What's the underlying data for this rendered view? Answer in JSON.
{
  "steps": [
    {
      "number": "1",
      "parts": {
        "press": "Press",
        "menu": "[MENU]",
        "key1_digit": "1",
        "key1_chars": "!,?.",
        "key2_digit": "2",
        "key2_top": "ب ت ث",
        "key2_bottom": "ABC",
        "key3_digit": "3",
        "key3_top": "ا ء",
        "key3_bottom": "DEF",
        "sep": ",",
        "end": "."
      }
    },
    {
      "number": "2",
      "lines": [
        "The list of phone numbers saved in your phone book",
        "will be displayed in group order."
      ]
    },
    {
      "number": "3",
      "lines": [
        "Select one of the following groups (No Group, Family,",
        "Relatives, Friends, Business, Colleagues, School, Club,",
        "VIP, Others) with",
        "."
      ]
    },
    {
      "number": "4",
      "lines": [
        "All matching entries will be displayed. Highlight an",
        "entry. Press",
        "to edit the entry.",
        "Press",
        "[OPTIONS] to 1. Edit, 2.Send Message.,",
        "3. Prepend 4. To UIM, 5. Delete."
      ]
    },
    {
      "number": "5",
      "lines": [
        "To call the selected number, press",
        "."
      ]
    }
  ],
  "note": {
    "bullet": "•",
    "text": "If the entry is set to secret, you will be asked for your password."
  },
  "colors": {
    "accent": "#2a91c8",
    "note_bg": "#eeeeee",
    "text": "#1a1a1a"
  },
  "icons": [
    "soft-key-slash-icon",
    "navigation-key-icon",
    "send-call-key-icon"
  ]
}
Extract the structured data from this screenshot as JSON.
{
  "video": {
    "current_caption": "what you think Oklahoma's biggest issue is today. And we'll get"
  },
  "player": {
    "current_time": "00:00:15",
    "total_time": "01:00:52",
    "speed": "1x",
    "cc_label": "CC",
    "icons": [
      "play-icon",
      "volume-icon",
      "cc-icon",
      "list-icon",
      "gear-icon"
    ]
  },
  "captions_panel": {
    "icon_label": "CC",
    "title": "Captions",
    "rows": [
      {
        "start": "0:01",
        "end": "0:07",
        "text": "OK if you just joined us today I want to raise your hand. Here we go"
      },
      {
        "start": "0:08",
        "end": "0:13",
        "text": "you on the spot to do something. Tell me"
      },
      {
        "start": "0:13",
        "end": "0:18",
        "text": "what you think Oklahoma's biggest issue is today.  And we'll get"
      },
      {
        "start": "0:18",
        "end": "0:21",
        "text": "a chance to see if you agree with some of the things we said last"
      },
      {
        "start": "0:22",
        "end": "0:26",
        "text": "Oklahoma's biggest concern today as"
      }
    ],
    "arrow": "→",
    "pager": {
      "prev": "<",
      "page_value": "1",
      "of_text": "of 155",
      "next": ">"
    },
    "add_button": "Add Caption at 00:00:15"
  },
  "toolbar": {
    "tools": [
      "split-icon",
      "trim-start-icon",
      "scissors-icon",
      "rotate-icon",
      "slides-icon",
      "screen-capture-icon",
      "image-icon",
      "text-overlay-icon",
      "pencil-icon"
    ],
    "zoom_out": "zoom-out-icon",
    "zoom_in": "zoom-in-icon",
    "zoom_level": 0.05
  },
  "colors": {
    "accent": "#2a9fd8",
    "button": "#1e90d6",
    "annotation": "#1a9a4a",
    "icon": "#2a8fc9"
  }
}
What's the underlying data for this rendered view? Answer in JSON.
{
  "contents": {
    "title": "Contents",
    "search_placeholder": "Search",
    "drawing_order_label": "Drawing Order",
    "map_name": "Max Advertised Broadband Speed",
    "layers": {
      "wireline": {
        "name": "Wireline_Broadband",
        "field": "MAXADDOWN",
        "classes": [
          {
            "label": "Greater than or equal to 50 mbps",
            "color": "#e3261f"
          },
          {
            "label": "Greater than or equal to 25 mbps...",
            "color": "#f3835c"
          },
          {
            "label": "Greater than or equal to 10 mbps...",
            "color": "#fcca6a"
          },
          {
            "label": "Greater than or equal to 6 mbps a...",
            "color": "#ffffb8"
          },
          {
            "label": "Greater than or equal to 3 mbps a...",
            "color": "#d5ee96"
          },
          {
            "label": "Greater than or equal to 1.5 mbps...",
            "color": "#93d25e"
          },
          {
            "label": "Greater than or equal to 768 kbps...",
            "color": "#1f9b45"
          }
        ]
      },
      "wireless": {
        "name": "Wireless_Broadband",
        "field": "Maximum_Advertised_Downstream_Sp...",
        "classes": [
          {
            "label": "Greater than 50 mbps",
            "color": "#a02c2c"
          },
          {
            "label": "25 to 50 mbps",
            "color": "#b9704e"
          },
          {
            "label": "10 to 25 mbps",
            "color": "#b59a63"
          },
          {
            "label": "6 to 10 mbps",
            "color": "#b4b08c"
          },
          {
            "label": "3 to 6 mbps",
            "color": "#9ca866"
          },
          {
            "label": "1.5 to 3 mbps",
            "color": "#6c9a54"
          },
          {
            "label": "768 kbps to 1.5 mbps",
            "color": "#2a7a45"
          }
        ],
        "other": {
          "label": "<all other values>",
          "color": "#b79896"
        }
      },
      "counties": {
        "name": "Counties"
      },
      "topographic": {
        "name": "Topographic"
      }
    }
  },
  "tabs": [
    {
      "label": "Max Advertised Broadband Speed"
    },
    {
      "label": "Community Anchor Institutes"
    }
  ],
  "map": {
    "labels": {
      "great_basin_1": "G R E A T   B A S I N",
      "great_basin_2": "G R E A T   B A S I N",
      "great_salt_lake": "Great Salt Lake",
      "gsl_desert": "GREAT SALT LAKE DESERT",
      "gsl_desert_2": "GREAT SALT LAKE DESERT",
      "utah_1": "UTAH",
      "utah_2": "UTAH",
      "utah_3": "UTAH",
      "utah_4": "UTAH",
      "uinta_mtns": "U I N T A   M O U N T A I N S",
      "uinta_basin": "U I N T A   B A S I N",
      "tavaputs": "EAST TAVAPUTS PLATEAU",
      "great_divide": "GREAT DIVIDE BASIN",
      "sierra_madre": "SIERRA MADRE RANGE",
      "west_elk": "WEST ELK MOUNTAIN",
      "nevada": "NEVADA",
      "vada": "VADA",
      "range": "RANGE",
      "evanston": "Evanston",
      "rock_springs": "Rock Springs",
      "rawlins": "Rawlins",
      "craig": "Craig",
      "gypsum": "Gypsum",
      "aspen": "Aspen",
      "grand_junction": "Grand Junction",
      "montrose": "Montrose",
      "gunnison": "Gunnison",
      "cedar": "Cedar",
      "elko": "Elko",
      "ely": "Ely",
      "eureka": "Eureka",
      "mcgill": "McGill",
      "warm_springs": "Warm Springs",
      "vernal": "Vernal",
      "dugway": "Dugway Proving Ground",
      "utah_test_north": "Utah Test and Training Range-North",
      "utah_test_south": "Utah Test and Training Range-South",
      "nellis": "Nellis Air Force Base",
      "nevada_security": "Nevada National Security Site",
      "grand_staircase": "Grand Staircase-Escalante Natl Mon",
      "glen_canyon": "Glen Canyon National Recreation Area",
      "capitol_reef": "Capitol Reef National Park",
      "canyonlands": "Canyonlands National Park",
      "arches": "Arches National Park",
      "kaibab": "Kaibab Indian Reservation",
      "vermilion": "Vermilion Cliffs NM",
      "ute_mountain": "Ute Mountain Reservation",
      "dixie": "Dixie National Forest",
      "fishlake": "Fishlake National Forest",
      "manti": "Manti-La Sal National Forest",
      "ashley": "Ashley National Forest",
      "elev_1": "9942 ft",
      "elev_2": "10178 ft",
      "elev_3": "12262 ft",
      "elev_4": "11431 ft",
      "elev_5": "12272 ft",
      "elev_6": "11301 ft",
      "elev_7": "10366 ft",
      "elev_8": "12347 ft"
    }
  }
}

--------------------------------------------------

**Problem details**: Above are the records; retype every one exactly.

**Solution to the exercise**:
What's the underlying data for this rendered view? Answer in JSON.
{
  "steps": [
    {
      "number": "1",
      "parts": {
        "press": "Press",
        "menu": "[MENU]",
        "key1_digit": "1",
        "key1_chars": "!,?.",
        "key2_digit": "2",
        "key2_top": "ب ت ث",
        "key2_bottom": "ABC",
        "key3_digit": "3",
        "key3_top": "ا ء",
        "key3_bottom": "DEF",
        "sep": ",",
        "end": "."
      }
    },
    {
      "number": "2",
      "lines": [
        "The list of phone numbers saved in your phone book",
        "will be displayed in group order."
      ]
    },
    {
      "number": "3",
      "lines": [
        "Select one of the following groups (No Group, Family,",
        "Relatives, Friends, Business, Colleagues, School, Club,",
        "VIP, Others) with",
        "."
      ]
    },
    {
      "number": "4",
      "lines": [
        "All matching entries will be displayed. Highlight an",
        "entry. Press",
        "to edit the entry.",
        "Press",
        "[OPTIONS] to 1. Edit, 2.Send Message.,",
        "3. Prepend 4. To UIM, 5. Delete."
      ]
    },
    {
      "number": "5",
      "lines": [
        "To call the selected number, press",
        "."
      ]
    }
  ],
  "note": {
    "bullet": "•",
    "text": "If the entry is set to secret, you will be asked for your password."
  },
  "colors": {
    "accent": "#2a91c8",
    "note_bg": "#eeeeee",
    "text": "#1a1a1a"
  },
  "icons": [
    "soft-key-slash-icon",
    "navigation-key-icon",
    "send-call-key-icon"
  ]
}
Extract the structured data from this screenshot as JSON.
{
  "video": {
    "current_caption": "what you think Oklahoma's biggest issue is today. And we'll get"
  },
  "player": {
    "current_time": "00:00:15",
    "total_time": "01:00:52",
    "speed": "1x",
    "cc_label": "CC",
    "icons": [
      "play-icon",
      "volume-icon",
      "cc-icon",
      "list-icon",
      "gear-icon"
    ]
  },
  "captions_panel": {
    "icon_label": "CC",
    "title": "Captions",
    "rows": [
      {
        "start": "0:01",
        "end": "0:07",
        "text": "OK if you just joined us today I want to raise your hand. Here we go"
      },
      {
        "start": "0:08",
        "end": "0:13",
        "text": "you on the spot to do something. Tell me"
      },
      {
        "start": "0:13",
        "end": "0:18",
        "text": "what you think Oklahoma's biggest issue is today.  And we'll get"
      },
      {
        "start": "0:18",
        "end": "0:21",
        "text": "a chance to see if you agree with some of the things we said last"
      },
      {
        "start": "0:22",
        "end": "0:26",
        "text": "Oklahoma's biggest concern today as"
      }
    ],
    "arrow": "→",
    "pager": {
      "prev": "<",
      "page_value": "1",
      "of_text": "of 155",
      "next": ">"
    },
    "add_button": "Add Caption at 00:00:15"
  },
  "toolbar": {
    "tools": [
      "split-icon",
      "trim-start-icon",
      "scissors-icon",
      "rotate-icon",
      "slides-icon",
      "screen-capture-icon",
      "image-icon",
      "text-overlay-icon",
      "pencil-icon"
    ],
    "zoom_out": "zoom-out-icon",
    "zoom_in": "zoom-in-icon",
    "zoom_level": 0.05
  },
  "colors": {
    "accent": "#2a9fd8",
    "button": "#1e90d6",
    "annotation": "#1a9a4a",
    "icon": "#2a8fc9"
  }
}
What's the underlying data for this rendered view? Answer in JSON.
{
  "contents": {
    "title": "Contents",
    "search_placeholder": "Search",
    "drawing_order_label": "Drawing Order",
    "map_name": "Max Advertised Broadband Speed",
    "layers": {
      "wireline": {
        "name": "Wireline_Broadband",
        "field": "MAXADDOWN",
        "classes": [
          {
            "label": "Greater than or equal to 50 mbps",
            "color": "#e3261f"
          },
          {
            "label": "Greater than or equal to 25 mbps...",
            "color": "#f3835c"
          },
          {
            "label": "Greater than or equal to 10 mbps...",
            "color": "#fcca6a"
          },
          {
            "label": "Greater than or equal to 6 mbps a...",
            "color": "#ffffb8"
          },
          {
            "label": "Greater than or equal to 3 mbps a...",
            "color": "#d5ee96"
          },
          {
            "label": "Greater than or equal to 1.5 mbps...",
            "color": "#93d25e"
          },
          {
            "label": "Greater than or equal to 768 kbps...",
            "color": "#1f9b45"
          }
        ]
      },
      "wireless": {
        "name": "Wireless_Broadband",
        "field": "Maximum_Advertised_Downstream_Sp...",
        "classes": [
          {
            "label": "Greater than 50 mbps",
            "color": "#a02c2c"
          },
          {
            "label": "25 to 50 mbps",
            "color": "#b9704e"
          },
          {
            "label": "10 to 25 mbps",
            "color": "#b59a63"
          },
          {
            "label": "6 to 10 mbps",
            "color": "#b4b08c"
          },
          {
            "label": "3 to 6 mbps",
            "color": "#9ca866"
          },
          {
            "label": "1.5 to 3 mbps",
            "color": "#6c9a54"
          },
          {
            "label": "768 kbps to 1.5 mbps",
            "color": "#2a7a45"
          }
        ],
        "other": {
          "label": "<all other values>",
          "color": "#b79896"
        }
      },
      "counties": {
        "name": "Counties"
      },
      "topographic": {
        "name": "Topographic"
      }
    }
  },
  "tabs": [
    {
      "label": "Max Advertised Broadband Speed"
    },
    {
      "label": "Community Anchor Institutes"
    }
  ],
  "map": {
    "labels": {
      "great_basin_1": "G R E A T   B A S I N",
      "great_basin_2": "G R E A T   B A S I N",
      "great_salt_lake": "Great Salt Lake",
      "gsl_desert": "GREAT SALT LAKE DESERT",
      "gsl_desert_2": "GREAT SALT LAKE DESERT",
      "utah_1": "UTAH",
      "utah_2": "UTAH",
      "utah_3": "UTAH",
      "utah_4": "UTAH",
      "uinta_mtns": "U I N T A   M O U N T A I N S",
      "uinta_basin": "U I N T A   B A S I N",
      "tavaputs": "EAST TAVAPUTS PLATEAU",
      "great_divide": "GREAT DIVIDE BASIN",
      "sierra_madre": "SIERRA MADRE RANGE",
      "west_elk": "WEST ELK MOUNTAIN",
      "nevada": "NEVADA",
      "vada": "VADA",
      "range": "RANGE",
      "evanston": "Evanston",
      "rock_springs": "Rock Springs",
      "rawlins": "Rawlins",
      "craig": "Craig",
      "gypsum": "Gypsum",
      "aspen": "Aspen",
      "grand_junction": "Grand Junction",
      "montrose": "Montrose",
      "gunnison": "Gunnison",
      "cedar": "Cedar",
      "elko": "Elko",
      "ely": "Ely",
      "eureka": "Eureka",
      "mcgill": "McGill",
      "warm_springs": "Warm Springs",
      "vernal": "Vernal",
      "dugway": "Dugway Proving Ground",
      "utah_test_north": "Utah Test and Training Range-North",
      "utah_test_south": "Utah Test and Training Range-South",
      "nellis": "Nellis Air Force Base",
      "nevada_security": "Nevada National Security Site",
      "grand_staircase": "Grand Staircase-Escalante Natl Mon",
      "glen_canyon": "Glen Canyon National Recreation Area",
      "capitol_reef": "Capitol Reef National Park",
      "canyonlands": "Canyonlands National Park",
      "arches": "Arches National Park",
      "kaibab": "Kaibab Indian Reservation",
      "vermilion": "Vermilion Cliffs NM",
      "ute_mountain": "Ute Mountain Reservation",
      "dixie": "Dixie National Forest",
      "fishlake": "Fishlake National Forest",
      "manti": "Manti-La Sal National Forest",
      "ashley": "Ashley National Forest",
      "elev_1": "9942 ft",
      "elev_2": "10178 ft",
      "elev_3": "12262 ft",
      "elev_4": "11431 ft",
      "elev_5": "12272 ft",
      "elev_6": "11301 ft",
      "elev_7": "10366 ft",
      "elev_8": "12347 ft"
    }
  }
}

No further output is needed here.